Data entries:
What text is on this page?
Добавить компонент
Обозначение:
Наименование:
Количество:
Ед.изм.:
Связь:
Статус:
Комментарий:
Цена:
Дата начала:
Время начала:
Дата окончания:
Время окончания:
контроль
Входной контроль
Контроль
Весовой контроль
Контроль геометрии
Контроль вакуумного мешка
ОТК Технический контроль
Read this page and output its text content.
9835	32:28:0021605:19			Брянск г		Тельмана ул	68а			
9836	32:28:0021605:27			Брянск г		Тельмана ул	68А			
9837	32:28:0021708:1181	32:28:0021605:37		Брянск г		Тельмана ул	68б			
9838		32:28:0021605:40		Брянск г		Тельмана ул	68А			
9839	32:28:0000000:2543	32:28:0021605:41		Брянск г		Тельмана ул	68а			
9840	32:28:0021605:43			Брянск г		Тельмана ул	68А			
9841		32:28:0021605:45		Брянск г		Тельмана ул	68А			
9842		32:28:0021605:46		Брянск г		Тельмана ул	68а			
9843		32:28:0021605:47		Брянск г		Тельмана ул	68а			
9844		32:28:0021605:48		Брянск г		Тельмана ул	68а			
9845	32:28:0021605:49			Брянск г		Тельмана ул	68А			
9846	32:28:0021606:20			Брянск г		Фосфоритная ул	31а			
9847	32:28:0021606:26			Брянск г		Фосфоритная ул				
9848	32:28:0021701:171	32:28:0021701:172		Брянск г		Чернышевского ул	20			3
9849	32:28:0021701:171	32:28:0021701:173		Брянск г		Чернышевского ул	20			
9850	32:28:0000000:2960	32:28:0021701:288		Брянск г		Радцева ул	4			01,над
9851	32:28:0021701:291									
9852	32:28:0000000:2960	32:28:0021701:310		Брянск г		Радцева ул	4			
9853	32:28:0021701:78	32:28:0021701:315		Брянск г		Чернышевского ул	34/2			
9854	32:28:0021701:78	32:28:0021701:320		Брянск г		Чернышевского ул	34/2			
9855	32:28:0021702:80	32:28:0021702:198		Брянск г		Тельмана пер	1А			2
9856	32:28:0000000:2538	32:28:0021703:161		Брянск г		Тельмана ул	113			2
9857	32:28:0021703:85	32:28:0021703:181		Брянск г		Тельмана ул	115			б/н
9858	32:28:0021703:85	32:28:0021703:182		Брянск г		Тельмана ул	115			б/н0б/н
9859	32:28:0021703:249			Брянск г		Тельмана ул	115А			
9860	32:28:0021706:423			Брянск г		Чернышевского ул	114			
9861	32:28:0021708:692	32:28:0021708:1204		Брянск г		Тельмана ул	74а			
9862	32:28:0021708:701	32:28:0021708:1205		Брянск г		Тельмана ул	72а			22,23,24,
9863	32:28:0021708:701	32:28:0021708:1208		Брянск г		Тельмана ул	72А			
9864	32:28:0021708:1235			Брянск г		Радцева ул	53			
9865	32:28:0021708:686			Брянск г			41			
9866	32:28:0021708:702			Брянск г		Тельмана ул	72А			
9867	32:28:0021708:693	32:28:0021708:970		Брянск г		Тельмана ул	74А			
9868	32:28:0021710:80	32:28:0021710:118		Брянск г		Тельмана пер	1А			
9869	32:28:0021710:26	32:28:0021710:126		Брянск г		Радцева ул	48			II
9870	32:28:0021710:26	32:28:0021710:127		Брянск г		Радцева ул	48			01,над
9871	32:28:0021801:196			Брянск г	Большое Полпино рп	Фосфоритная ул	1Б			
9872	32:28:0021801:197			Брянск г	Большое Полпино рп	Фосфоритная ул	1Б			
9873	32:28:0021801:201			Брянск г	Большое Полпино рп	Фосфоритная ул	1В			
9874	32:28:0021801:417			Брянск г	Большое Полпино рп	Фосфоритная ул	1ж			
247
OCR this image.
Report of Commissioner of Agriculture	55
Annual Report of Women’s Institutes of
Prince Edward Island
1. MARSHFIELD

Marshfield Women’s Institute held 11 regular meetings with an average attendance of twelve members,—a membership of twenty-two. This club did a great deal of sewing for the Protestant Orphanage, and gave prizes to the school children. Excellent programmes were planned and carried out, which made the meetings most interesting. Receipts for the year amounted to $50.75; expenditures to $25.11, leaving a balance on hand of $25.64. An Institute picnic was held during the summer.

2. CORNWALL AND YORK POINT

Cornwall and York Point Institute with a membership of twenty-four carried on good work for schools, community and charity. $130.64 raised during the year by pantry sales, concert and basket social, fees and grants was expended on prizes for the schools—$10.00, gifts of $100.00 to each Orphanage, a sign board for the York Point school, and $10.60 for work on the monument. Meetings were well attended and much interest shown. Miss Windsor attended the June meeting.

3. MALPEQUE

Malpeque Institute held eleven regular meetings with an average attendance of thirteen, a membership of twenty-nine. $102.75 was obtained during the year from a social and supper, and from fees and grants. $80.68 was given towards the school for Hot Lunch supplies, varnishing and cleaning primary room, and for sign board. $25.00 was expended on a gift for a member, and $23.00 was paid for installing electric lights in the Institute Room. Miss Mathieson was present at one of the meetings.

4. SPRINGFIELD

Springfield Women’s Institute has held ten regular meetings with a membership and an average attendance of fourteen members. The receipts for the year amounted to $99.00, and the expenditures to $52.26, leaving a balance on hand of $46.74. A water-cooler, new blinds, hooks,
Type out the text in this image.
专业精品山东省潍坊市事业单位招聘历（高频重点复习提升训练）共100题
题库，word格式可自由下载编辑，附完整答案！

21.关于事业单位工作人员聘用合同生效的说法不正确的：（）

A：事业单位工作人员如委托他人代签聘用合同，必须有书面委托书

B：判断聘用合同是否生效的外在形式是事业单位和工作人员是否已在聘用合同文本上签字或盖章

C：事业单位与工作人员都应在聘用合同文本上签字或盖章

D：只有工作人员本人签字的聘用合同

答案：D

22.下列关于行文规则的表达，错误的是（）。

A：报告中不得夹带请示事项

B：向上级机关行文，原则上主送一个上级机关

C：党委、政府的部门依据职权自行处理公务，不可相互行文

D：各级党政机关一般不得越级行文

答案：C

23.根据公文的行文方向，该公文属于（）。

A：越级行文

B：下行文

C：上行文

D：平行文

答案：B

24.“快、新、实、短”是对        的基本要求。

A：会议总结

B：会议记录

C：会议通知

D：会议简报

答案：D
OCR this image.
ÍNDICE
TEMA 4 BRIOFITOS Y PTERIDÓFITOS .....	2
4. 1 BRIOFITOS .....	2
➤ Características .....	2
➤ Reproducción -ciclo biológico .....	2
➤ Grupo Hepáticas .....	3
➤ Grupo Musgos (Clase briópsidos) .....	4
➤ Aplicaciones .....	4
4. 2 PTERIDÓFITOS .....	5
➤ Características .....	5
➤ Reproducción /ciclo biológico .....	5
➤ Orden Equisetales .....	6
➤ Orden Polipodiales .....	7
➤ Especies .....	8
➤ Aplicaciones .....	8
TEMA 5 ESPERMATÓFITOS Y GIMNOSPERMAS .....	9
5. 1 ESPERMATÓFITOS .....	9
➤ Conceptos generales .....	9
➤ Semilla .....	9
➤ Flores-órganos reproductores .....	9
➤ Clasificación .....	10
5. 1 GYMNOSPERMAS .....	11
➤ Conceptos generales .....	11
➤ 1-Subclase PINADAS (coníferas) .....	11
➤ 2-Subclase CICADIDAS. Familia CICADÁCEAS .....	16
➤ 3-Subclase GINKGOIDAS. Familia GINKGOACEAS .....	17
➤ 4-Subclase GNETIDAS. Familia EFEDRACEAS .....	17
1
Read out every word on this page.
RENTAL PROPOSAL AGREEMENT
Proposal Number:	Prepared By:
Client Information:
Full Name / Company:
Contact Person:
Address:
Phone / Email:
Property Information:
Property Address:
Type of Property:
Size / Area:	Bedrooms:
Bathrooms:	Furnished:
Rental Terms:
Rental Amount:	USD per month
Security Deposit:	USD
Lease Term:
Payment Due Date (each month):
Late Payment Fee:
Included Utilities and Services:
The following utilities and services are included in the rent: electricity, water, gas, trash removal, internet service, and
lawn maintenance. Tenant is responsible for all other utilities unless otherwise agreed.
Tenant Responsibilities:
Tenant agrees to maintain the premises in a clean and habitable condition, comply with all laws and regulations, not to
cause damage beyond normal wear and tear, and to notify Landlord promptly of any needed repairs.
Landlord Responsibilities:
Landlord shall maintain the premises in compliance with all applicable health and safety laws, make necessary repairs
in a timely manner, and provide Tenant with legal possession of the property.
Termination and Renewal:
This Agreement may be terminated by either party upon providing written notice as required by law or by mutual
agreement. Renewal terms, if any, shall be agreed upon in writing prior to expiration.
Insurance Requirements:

◆ WORK TO BE COMPLETED:
Count the lines above in which the word "hand" appears, then state only that count.

◆ EXPECTED ANSWER:
2